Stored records
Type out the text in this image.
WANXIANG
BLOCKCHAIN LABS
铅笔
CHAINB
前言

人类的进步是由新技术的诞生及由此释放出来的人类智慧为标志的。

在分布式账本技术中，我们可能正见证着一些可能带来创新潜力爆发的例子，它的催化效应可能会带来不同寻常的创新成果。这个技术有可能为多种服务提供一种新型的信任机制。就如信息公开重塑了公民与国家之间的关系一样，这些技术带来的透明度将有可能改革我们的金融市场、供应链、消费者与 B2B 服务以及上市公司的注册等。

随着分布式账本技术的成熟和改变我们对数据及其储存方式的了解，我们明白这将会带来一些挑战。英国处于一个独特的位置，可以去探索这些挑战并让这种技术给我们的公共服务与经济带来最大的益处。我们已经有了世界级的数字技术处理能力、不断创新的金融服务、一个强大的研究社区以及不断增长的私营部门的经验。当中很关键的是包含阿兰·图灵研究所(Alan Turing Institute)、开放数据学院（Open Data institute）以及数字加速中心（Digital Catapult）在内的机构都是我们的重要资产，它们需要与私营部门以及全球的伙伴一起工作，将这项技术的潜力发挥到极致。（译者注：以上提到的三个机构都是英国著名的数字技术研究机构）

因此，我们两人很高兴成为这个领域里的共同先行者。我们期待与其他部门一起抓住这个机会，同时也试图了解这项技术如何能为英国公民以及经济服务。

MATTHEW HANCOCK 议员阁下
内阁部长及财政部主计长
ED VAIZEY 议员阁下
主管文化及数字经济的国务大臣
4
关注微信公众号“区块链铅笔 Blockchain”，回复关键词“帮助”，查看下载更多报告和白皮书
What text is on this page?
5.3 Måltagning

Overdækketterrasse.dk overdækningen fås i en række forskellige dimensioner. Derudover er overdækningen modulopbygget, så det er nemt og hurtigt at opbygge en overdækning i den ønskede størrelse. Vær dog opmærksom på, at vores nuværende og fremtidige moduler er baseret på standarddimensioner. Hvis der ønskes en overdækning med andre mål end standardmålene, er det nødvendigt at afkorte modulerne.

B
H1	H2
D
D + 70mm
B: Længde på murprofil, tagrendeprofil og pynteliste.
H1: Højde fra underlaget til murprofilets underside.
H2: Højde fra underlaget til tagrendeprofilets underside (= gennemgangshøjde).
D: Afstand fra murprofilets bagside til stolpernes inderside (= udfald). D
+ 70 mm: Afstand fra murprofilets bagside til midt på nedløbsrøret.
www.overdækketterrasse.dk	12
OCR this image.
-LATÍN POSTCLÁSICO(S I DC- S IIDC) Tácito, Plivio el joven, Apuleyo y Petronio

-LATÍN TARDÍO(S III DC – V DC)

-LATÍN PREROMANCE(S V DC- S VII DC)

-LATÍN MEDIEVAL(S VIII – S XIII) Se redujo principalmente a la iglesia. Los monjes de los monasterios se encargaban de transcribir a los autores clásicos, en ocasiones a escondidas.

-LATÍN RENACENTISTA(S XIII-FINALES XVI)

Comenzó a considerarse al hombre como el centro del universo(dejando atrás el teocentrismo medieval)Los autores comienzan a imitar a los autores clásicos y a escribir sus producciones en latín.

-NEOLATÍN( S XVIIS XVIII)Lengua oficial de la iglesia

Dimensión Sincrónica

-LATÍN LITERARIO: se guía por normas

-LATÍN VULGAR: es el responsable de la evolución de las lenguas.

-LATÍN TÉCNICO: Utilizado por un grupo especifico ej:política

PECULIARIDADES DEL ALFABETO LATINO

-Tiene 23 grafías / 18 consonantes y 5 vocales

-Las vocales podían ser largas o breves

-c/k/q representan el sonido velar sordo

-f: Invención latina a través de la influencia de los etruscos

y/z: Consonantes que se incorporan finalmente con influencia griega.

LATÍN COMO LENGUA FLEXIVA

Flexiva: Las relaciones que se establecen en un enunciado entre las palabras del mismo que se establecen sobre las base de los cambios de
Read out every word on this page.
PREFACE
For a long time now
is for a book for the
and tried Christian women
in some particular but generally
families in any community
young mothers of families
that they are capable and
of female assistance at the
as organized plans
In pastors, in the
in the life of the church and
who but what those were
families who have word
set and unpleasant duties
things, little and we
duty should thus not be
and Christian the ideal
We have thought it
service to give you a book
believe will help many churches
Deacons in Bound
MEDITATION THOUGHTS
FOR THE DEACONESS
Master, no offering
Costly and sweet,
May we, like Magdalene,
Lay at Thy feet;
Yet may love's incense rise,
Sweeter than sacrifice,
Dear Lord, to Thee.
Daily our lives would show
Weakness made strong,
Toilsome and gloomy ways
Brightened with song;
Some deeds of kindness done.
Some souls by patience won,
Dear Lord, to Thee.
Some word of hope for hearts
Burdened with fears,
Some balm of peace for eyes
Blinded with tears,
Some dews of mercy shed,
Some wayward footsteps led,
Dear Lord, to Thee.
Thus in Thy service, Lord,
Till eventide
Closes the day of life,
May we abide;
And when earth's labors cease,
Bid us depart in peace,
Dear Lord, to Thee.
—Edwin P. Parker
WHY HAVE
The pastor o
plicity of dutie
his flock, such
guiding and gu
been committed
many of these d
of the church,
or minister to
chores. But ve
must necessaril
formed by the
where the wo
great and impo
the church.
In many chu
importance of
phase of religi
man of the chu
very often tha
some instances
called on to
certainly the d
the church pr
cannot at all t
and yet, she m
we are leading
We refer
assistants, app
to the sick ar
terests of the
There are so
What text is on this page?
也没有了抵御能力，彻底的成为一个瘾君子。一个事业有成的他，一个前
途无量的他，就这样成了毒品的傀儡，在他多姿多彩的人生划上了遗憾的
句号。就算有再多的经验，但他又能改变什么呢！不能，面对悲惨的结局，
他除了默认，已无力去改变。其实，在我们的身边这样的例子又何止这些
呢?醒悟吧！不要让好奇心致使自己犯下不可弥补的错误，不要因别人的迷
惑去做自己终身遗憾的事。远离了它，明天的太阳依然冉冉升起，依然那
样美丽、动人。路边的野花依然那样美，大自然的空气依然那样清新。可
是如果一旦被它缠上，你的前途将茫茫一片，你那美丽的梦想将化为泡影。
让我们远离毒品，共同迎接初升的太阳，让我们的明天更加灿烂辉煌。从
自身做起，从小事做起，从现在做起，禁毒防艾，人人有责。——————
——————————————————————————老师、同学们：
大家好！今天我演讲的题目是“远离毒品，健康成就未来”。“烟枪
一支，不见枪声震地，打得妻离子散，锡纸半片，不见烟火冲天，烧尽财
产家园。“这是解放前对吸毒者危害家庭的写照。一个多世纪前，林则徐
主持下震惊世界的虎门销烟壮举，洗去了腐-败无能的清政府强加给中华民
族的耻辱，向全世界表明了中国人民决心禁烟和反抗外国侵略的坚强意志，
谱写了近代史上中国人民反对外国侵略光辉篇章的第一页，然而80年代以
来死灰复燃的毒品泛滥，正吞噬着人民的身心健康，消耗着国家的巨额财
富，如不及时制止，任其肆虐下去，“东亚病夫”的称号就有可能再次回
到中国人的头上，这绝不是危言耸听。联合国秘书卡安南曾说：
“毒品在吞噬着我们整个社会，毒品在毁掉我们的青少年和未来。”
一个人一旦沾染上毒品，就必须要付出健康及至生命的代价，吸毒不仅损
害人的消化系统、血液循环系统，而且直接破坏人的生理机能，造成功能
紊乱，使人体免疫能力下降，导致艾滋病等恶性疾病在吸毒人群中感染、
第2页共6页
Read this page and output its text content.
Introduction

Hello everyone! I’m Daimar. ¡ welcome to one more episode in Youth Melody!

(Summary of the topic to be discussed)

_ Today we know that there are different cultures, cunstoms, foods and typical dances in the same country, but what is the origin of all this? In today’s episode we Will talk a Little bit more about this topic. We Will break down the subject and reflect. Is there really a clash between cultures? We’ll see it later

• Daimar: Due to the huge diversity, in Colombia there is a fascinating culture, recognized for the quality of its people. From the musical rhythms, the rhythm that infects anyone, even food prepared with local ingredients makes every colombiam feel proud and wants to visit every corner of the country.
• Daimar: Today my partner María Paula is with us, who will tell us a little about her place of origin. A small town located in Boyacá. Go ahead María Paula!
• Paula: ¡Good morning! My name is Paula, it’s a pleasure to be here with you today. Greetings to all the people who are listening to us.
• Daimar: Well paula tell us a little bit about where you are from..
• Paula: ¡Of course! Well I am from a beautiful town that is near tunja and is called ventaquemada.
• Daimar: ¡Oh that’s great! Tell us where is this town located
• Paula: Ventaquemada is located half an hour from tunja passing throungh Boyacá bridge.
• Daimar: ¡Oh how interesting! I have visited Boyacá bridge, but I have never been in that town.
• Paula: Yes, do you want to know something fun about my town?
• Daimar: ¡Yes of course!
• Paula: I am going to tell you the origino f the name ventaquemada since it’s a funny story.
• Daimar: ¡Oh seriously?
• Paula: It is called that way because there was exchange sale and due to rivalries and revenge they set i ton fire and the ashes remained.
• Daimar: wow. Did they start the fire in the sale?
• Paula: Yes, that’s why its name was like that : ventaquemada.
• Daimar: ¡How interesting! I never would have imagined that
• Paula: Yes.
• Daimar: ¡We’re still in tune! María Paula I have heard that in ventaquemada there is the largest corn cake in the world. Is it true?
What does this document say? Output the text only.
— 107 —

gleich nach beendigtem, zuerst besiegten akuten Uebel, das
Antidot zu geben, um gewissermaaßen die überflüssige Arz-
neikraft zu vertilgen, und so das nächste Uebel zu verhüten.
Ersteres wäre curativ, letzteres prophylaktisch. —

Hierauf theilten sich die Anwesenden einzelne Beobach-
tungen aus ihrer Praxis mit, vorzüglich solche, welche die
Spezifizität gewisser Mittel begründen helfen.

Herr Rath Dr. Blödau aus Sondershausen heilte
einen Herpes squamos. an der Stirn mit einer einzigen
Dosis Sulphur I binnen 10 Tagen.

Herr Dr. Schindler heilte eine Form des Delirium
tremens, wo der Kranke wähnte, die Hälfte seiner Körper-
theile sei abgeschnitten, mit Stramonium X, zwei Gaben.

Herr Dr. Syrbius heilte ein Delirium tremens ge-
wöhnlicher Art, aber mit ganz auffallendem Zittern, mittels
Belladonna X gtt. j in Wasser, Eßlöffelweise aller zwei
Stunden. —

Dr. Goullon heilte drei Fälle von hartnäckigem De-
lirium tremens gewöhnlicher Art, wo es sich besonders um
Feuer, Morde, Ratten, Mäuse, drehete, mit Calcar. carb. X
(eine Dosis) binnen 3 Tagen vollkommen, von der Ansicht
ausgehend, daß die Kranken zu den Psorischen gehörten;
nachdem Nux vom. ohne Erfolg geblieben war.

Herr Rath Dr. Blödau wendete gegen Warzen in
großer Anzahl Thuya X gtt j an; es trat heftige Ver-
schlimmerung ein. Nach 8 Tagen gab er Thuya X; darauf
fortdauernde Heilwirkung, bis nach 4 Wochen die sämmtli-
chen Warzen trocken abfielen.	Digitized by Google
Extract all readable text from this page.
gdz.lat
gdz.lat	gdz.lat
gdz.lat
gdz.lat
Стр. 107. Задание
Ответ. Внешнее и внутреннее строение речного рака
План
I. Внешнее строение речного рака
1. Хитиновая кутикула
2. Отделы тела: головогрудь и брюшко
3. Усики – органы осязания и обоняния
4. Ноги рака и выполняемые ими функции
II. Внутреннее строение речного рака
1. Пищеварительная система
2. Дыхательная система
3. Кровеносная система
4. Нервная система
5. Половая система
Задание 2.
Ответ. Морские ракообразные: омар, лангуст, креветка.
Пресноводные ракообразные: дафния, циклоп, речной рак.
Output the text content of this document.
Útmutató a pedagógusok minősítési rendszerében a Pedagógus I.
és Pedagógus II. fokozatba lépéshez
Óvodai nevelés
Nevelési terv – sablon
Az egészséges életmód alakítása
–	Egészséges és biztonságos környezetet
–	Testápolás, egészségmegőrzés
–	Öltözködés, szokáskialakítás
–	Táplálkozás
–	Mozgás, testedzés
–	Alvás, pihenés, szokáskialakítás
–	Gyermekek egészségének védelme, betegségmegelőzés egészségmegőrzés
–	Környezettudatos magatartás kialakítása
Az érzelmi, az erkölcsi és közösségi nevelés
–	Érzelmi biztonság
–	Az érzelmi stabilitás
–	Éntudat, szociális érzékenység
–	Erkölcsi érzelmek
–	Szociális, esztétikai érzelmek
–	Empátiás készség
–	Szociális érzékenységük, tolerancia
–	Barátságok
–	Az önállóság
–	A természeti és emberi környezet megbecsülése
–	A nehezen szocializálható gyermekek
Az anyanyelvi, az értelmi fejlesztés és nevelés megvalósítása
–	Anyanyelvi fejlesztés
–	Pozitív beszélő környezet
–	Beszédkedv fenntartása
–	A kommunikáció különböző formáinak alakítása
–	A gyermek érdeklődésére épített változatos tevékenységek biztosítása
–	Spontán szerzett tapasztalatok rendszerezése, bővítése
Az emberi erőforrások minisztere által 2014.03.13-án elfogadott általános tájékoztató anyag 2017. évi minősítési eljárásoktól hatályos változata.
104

# Exercise goal
Locate the word "underside" in the data above. Copy every line carrying it.

# Worked solution
H1: Højde fra underlaget til murprofilets underside.
H2: Højde fra underlaget til tagrendeprofilets underside (= gennemgangshøjde).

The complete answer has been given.